Description of the task:
Set down the material below in full, matching it exactly.

(Data excerpts)

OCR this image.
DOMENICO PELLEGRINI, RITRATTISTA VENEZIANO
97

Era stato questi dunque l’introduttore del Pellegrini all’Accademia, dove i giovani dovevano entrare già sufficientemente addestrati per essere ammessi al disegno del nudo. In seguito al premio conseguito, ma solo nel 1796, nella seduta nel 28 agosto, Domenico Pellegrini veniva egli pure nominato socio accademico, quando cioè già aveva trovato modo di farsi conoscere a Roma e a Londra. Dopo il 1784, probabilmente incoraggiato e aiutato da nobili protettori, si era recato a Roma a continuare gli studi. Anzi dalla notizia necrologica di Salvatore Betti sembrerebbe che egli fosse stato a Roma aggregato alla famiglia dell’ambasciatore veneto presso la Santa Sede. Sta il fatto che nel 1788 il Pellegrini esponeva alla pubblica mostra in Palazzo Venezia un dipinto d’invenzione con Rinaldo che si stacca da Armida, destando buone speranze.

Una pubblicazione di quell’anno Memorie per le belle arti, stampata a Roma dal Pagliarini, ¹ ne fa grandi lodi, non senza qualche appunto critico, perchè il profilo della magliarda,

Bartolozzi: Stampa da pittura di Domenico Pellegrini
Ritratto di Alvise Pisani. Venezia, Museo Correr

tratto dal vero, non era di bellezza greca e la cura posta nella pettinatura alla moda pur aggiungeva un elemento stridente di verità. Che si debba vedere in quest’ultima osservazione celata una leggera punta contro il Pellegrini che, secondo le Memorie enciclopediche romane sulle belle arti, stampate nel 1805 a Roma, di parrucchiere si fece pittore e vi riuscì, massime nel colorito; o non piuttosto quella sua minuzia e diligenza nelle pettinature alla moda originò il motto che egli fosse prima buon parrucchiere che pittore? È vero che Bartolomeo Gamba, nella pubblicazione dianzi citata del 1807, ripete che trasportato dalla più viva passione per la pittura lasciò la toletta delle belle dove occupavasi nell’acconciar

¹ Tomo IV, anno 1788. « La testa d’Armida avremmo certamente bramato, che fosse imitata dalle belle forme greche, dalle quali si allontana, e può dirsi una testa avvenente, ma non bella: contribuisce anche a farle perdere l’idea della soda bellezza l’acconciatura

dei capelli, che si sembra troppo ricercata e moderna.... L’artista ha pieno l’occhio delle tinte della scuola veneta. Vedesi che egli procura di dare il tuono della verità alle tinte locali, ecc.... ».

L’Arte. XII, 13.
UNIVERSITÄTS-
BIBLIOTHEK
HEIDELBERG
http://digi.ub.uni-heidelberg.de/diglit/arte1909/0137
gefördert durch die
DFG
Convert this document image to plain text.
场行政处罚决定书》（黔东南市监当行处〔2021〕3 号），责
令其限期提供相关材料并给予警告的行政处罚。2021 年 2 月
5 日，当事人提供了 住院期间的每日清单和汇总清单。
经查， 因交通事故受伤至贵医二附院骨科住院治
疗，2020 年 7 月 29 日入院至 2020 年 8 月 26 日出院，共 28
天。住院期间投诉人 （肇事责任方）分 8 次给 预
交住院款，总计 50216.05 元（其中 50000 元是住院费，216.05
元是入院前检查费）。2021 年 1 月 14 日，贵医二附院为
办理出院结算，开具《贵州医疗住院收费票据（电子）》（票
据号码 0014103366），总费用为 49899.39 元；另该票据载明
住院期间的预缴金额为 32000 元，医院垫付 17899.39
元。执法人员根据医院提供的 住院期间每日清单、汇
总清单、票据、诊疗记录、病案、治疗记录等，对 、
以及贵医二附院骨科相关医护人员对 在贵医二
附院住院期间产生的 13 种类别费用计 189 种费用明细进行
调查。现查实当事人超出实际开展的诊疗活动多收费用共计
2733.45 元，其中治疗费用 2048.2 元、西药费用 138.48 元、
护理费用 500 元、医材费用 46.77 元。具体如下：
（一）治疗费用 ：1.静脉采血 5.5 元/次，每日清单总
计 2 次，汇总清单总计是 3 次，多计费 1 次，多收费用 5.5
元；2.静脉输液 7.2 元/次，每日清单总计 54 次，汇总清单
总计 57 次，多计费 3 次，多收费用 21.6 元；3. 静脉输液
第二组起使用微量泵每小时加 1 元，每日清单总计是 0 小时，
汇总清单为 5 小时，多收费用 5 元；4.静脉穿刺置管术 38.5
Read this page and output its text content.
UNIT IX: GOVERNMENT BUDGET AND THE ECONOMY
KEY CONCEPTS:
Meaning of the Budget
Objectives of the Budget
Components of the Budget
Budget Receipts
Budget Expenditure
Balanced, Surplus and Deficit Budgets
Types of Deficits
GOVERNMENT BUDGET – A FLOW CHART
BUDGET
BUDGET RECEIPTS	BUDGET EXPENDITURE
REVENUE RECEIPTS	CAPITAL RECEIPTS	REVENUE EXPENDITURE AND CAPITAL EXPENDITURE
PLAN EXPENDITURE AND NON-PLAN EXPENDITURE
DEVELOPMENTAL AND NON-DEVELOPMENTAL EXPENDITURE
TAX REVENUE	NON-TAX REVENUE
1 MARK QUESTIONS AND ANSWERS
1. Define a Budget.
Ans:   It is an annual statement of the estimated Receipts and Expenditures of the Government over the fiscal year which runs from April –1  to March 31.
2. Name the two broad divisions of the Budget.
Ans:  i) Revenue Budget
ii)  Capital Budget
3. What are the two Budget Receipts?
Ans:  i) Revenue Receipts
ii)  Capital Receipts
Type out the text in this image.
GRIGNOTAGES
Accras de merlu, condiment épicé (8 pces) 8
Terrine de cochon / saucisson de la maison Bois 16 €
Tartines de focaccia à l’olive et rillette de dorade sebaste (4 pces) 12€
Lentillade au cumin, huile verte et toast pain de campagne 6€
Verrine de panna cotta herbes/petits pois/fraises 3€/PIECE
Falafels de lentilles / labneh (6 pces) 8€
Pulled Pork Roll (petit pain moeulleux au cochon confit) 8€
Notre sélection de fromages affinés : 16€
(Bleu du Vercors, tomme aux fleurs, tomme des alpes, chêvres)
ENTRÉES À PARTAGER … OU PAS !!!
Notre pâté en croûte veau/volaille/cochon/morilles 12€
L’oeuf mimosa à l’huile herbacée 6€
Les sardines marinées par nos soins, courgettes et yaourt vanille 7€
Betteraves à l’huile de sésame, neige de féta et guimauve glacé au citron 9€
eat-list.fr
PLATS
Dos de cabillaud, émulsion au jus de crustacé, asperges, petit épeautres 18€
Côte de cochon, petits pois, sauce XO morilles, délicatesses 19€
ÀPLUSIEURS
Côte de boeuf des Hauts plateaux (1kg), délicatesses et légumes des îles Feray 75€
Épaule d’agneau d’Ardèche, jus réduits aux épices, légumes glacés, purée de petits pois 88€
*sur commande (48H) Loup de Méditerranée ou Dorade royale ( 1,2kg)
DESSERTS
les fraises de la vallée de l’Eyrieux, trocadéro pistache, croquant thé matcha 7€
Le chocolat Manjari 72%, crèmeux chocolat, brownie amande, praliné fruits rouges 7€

Response to the task:
OCR this image.
DOMENICO PELLEGRINI, RITRATTISTA VENEZIANO
97

Era stato questi dunque l’introduttore del Pellegrini all’Accademia, dove i giovani dovevano entrare già sufficientemente addestrati per essere ammessi al disegno del nudo. In seguito al premio conseguito, ma solo nel 1796, nella seduta nel 28 agosto, Domenico Pellegrini veniva egli pure nominato socio accademico, quando cioè già aveva trovato modo di farsi conoscere a Roma e a Londra. Dopo il 1784, probabilmente incoraggiato e aiutato da nobili protettori, si era recato a Roma a continuare gli studi. Anzi dalla notizia necrologica di Salvatore Betti sembrerebbe che egli fosse stato a Roma aggregato alla famiglia dell’ambasciatore veneto presso la Santa Sede. Sta il fatto che nel 1788 il Pellegrini esponeva alla pubblica mostra in Palazzo Venezia un dipinto d’invenzione con Rinaldo che si stacca da Armida, destando buone speranze.

Una pubblicazione di quell’anno Memorie per le belle arti, stampata a Roma dal Pagliarini, ¹ ne fa grandi lodi, non senza qualche appunto critico, perchè il profilo della magliarda,

Bartolozzi: Stampa da pittura di Domenico Pellegrini
Ritratto di Alvise Pisani. Venezia, Museo Correr

tratto dal vero, non era di bellezza greca e la cura posta nella pettinatura alla moda pur aggiungeva un elemento stridente di verità. Che si debba vedere in quest’ultima osservazione celata una leggera punta contro il Pellegrini che, secondo le Memorie enciclopediche romane sulle belle arti, stampate nel 1805 a Roma, di parrucchiere si fece pittore e vi riuscì, massime nel colorito; o non piuttosto quella sua minuzia e diligenza nelle pettinature alla moda originò il motto che egli fosse prima buon parrucchiere che pittore? È vero che Bartolomeo Gamba, nella pubblicazione dianzi citata del 1807, ripete che trasportato dalla più viva passione per la pittura lasciò la toletta delle belle dove occupavasi nell’acconciar

¹ Tomo IV, anno 1788. « La testa d’Armida avremmo certamente bramato, che fosse imitata dalle belle forme greche, dalle quali si allontana, e può dirsi una testa avvenente, ma non bella: contribuisce anche a farle perdere l’idea della soda bellezza l’acconciatura

dei capelli, che si sembra troppo ricercata e moderna.... L’artista ha pieno l’occhio delle tinte della scuola veneta. Vedesi che egli procura di dare il tuono della verità alle tinte locali, ecc.... ».

L’Arte. XII, 13.
UNIVERSITÄTS-
BIBLIOTHEK
HEIDELBERG
http://digi.ub.uni-heidelberg.de/diglit/arte1909/0137
gefördert durch die
DFG
Convert this document image to plain text.
场行政处罚决定书》（黔东南市监当行处〔2021〕3 号），责
令其限期提供相关材料并给予警告的行政处罚。2021 年 2 月
5 日，当事人提供了 住院期间的每日清单和汇总清单。
经查， 因交通事故受伤至贵医二附院骨科住院治
疗，2020 年 7 月 29 日入院至 2020 年 8 月 26 日出院，共 28
天。住院期间投诉人 （肇事责任方）分 8 次给 预
交住院款，总计 50216.05 元（其中 50000 元是住院费，216.05
元是入院前检查费）。2021 年 1 月 14 日，贵医二附院为
办理出院结算，开具《贵州医疗住院收费票据（电子）》（票
据号码 0014103366），总费用为 49899.39 元；另该票据载明
住院期间的预缴金额为 32000 元，医院垫付 17899.39
元。执法人员根据医院提供的 住院期间每日清单、汇
总清单、票据、诊疗记录、病案、治疗记录等，对 、
以及贵医二附院骨科相关医护人员对 在贵医二
附院住院期间产生的 13 种类别费用计 189 种费用明细进行
调查。现查实当事人超出实际开展的诊疗活动多收费用共计
2733.45 元，其中治疗费用 2048.2 元、西药费用 138.48 元、
护理费用 500 元、医材费用 46.77 元。具体如下：
（一）治疗费用 ：1.静脉采血 5.5 元/次，每日清单总
计 2 次，汇总清单总计是 3 次，多计费 1 次，多收费用 5.5
元；2.静脉输液 7.2 元/次，每日清单总计 54 次，汇总清单
总计 57 次，多计费 3 次，多收费用 21.6 元；3. 静脉输液
第二组起使用微量泵每小时加 1 元，每日清单总计是 0 小时，
汇总清单为 5 小时，多收费用 5 元；4.静脉穿刺置管术 38.5
Read this page and output its text content.
UNIT IX: GOVERNMENT BUDGET AND THE ECONOMY
KEY CONCEPTS:
Meaning of the Budget
Objectives of the Budget
Components of the Budget
Budget Receipts
Budget Expenditure
Balanced, Surplus and Deficit Budgets
Types of Deficits
GOVERNMENT BUDGET – A FLOW CHART
BUDGET
BUDGET RECEIPTS	BUDGET EXPENDITURE
REVENUE RECEIPTS	CAPITAL RECEIPTS	REVENUE EXPENDITURE AND CAPITAL EXPENDITURE
PLAN EXPENDITURE AND NON-PLAN EXPENDITURE
DEVELOPMENTAL AND NON-DEVELOPMENTAL EXPENDITURE
TAX REVENUE	NON-TAX REVENUE
1 MARK QUESTIONS AND ANSWERS
1. Define a Budget.
Ans:   It is an annual statement of the estimated Receipts and Expenditures of the Government over the fiscal year which runs from April –1  to March 31.
2. Name the two broad divisions of the Budget.
Ans:  i) Revenue Budget
ii)  Capital Budget
3. What are the two Budget Receipts?
Ans:  i) Revenue Receipts
ii)  Capital Receipts
Type out the text in this image.
GRIGNOTAGES
Accras de merlu, condiment épicé (8 pces) 8
Terrine de cochon / saucisson de la maison Bois 16 €
Tartines de focaccia à l’olive et rillette de dorade sebaste (4 pces) 12€
Lentillade au cumin, huile verte et toast pain de campagne 6€
Verrine de panna cotta herbes/petits pois/fraises 3€/PIECE
Falafels de lentilles / labneh (6 pces) 8€
Pulled Pork Roll (petit pain moeulleux au cochon confit) 8€
Notre sélection de fromages affinés : 16€
(Bleu du Vercors, tomme aux fleurs, tomme des alpes, chêvres)
ENTRÉES À PARTAGER … OU PAS !!!
Notre pâté en croûte veau/volaille/cochon/morilles 12€
L’oeuf mimosa à l’huile herbacée 6€
Les sardines marinées par nos soins, courgettes et yaourt vanille 7€
Betteraves à l’huile de sésame, neige de féta et guimauve glacé au citron 9€
eat-list.fr
PLATS
Dos de cabillaud, émulsion au jus de crustacé, asperges, petit épeautres 18€
Côte de cochon, petits pois, sauce XO morilles, délicatesses 19€
ÀPLUSIEURS
Côte de boeuf des Hauts plateaux (1kg), délicatesses et légumes des îles Feray 75€
Épaule d’agneau d’Ardèche, jus réduits aux épices, légumes glacés, purée de petits pois 88€
*sur commande (48H) Loup de Méditerranée ou Dorade royale ( 1,2kg)
DESSERTS
les fraises de la vallée de l’Eyrieux, trocadéro pistache, croquant thé matcha 7€
Le chocolat Manjari 72%, crèmeux chocolat, brownie amande, praliné fruits rouges 7€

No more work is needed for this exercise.